(TASK DETAILS)
In your copy, repeat the records exactly and leave out the pictures.

(DATA SHOWN)
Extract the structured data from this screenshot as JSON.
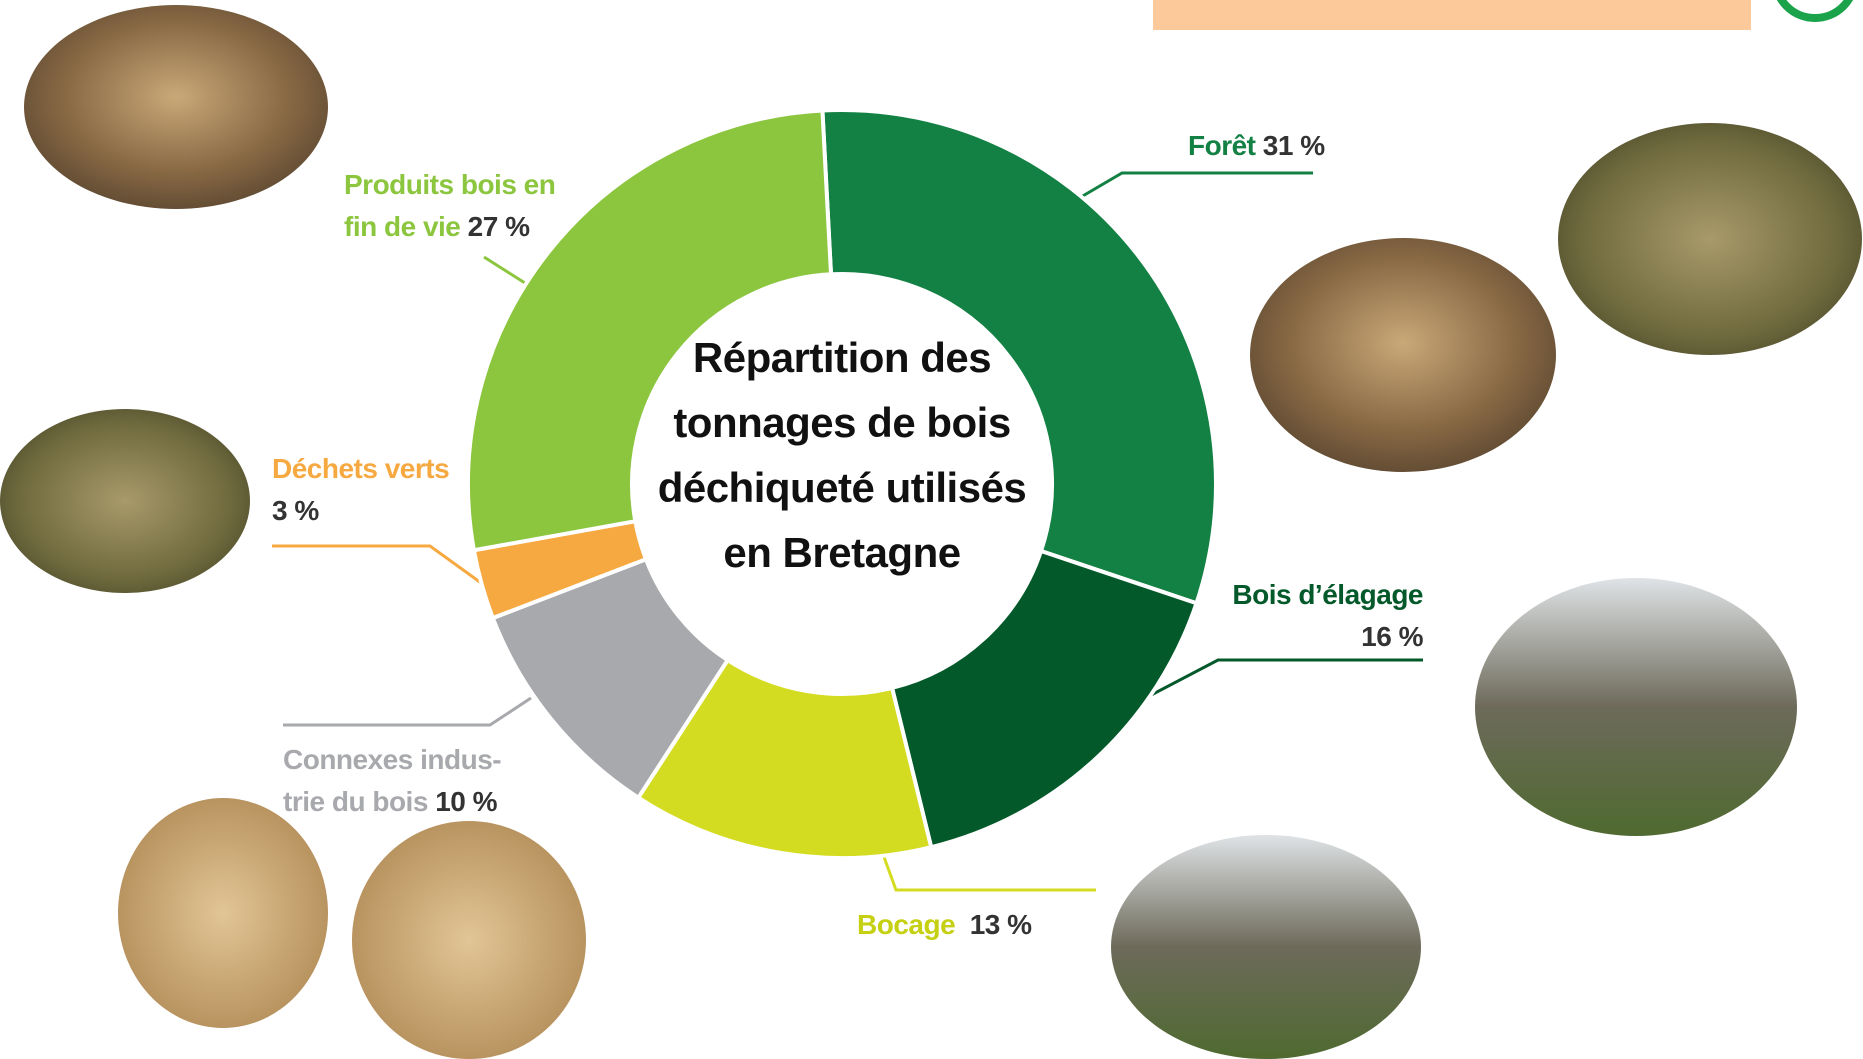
{
  "chart_data": {
    "type": "donut",
    "title": "Répartition des tonnages de bois déchiqueté utilisés en Bretagne",
    "categories": [
      "Forêt",
      "Bois d’élagage",
      "Bocage",
      "Connexes indus-\ntrie du bois",
      "Déchets verts",
      "Produits bois en\nfin de vie"
    ],
    "values": [
      31,
      16,
      13,
      10,
      3,
      27
    ],
    "value_labels": [
      "31 %",
      "16 %",
      "13 %",
      "10 %",
      "3 %",
      "27 %"
    ],
    "colors": [
      "#138044",
      "#04592a",
      "#d4dc22",
      "#a7a9ac",
      "#f7a941",
      "#8cc63f"
    ],
    "label_colors": [
      "#138044",
      "#04592a",
      "#c6d012",
      "#a7a9ac",
      "#f7a941",
      "#8cc63f"
    ]
  }
}
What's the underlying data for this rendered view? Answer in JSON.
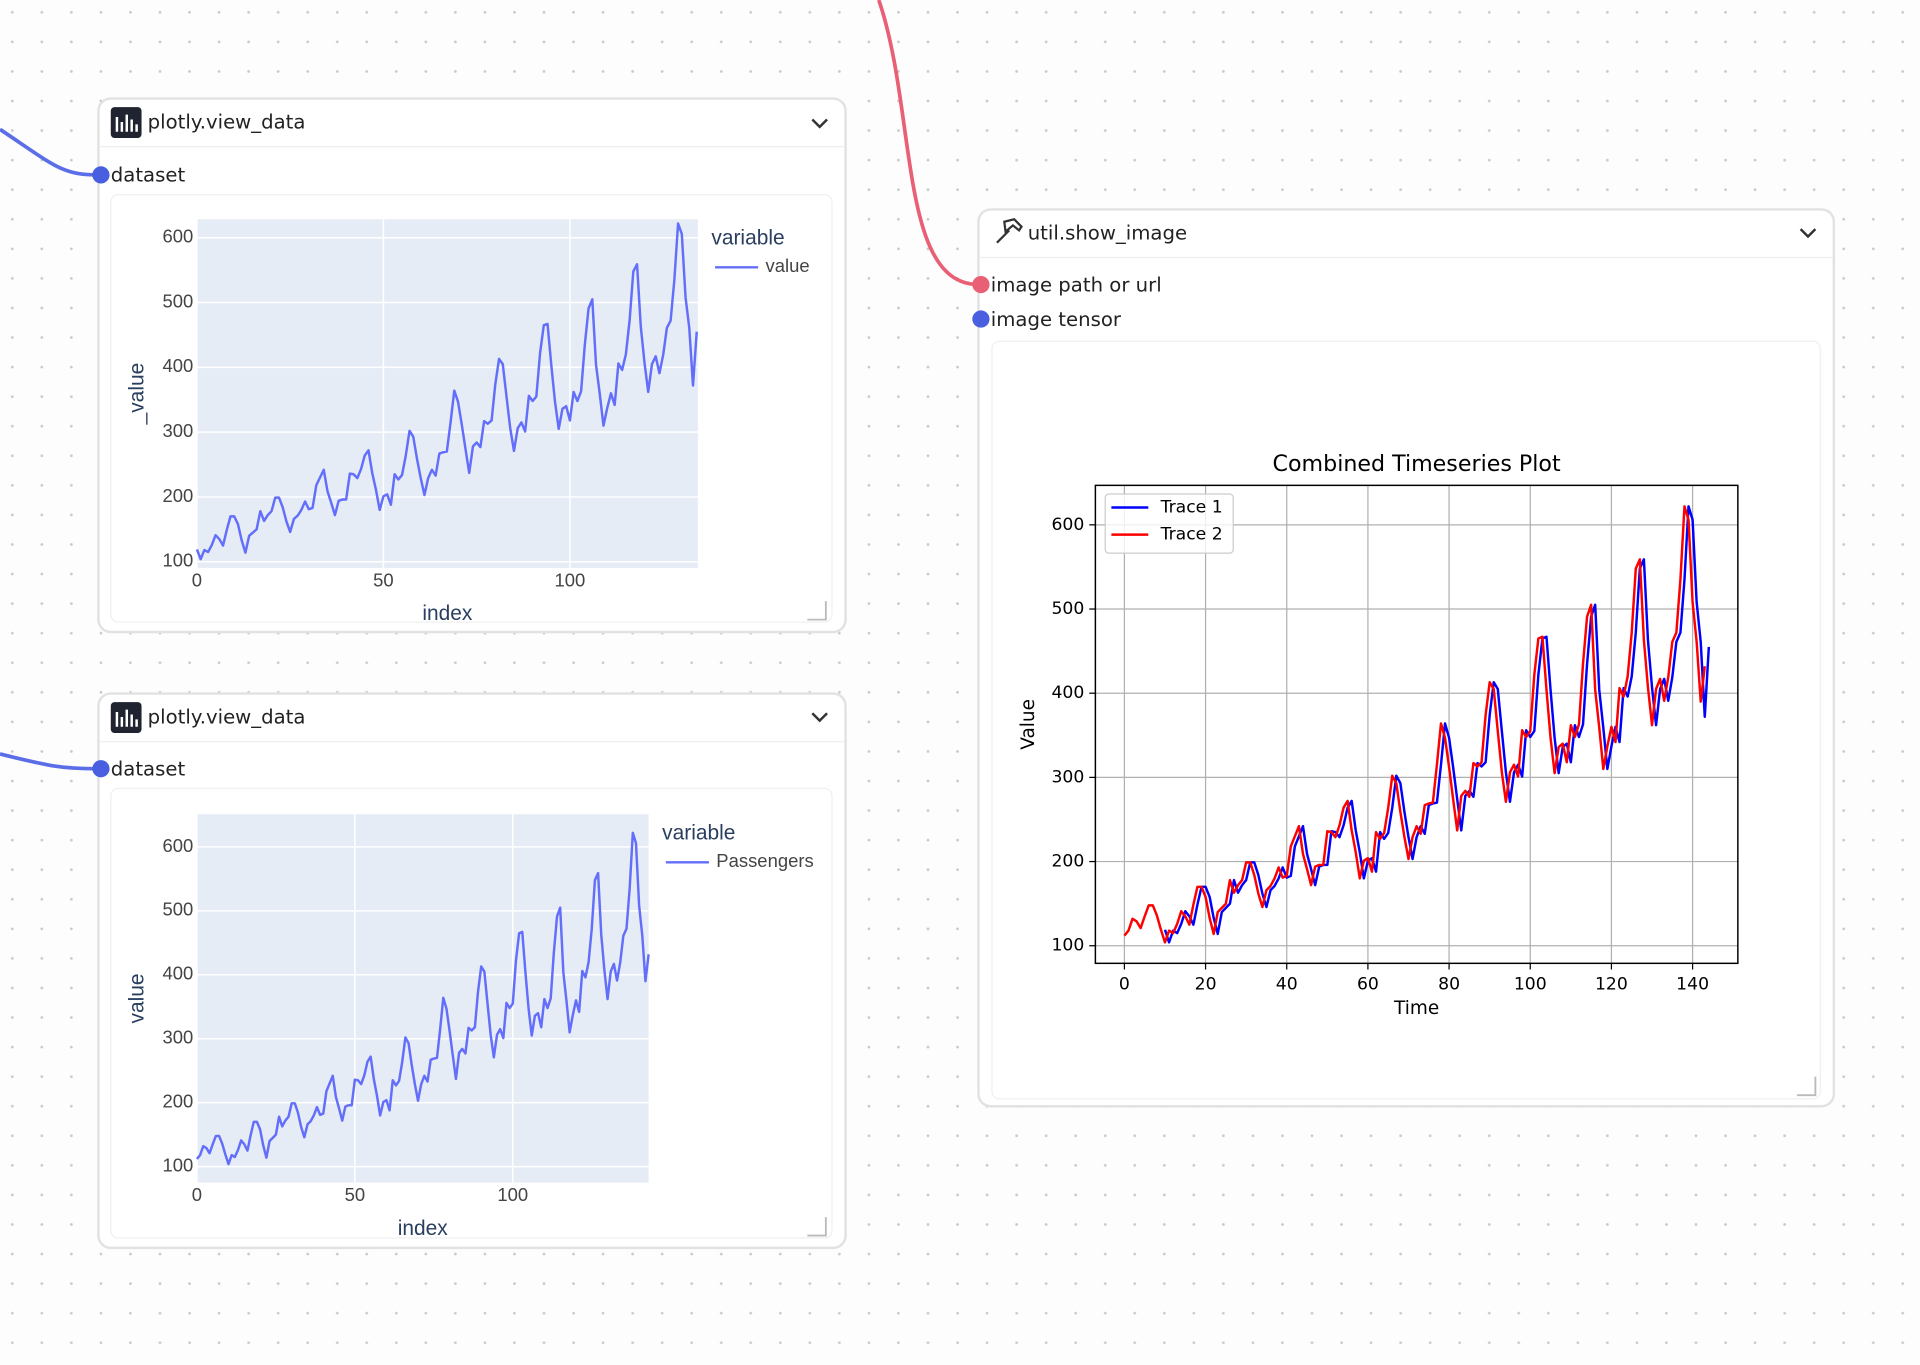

(WRITTEN RESPONSE)
Extract the structured data from this screenshot as JSON.
{
  "chart_data": {
    "type": "donut",
    "title": "Répartition des tonnages de bois déchiqueté utilisés en Bretagne",
    "categories": [
      "Forêt",
      "Bois d’élagage",
      "Bocage",
      "Connexes indus-\ntrie du bois",
      "Déchets verts",
      "Produits bois en\nfin de vie"
    ],
    "values": [
      31,
      16,
      13,
      10,
      3,
      27
    ],
    "value_labels": [
      "31 %",
      "16 %",
      "13 %",
      "10 %",
      "3 %",
      "27 %"
    ],
    "colors": [
      "#138044",
      "#04592a",
      "#d4dc22",
      "#a7a9ac",
      "#f7a941",
      "#8cc63f"
    ],
    "label_colors": [
      "#138044",
      "#04592a",
      "#c6d012",
      "#a7a9ac",
      "#f7a941",
      "#8cc63f"
    ]
  }
}
What's the underlying data for this rendered view? Answer in JSON.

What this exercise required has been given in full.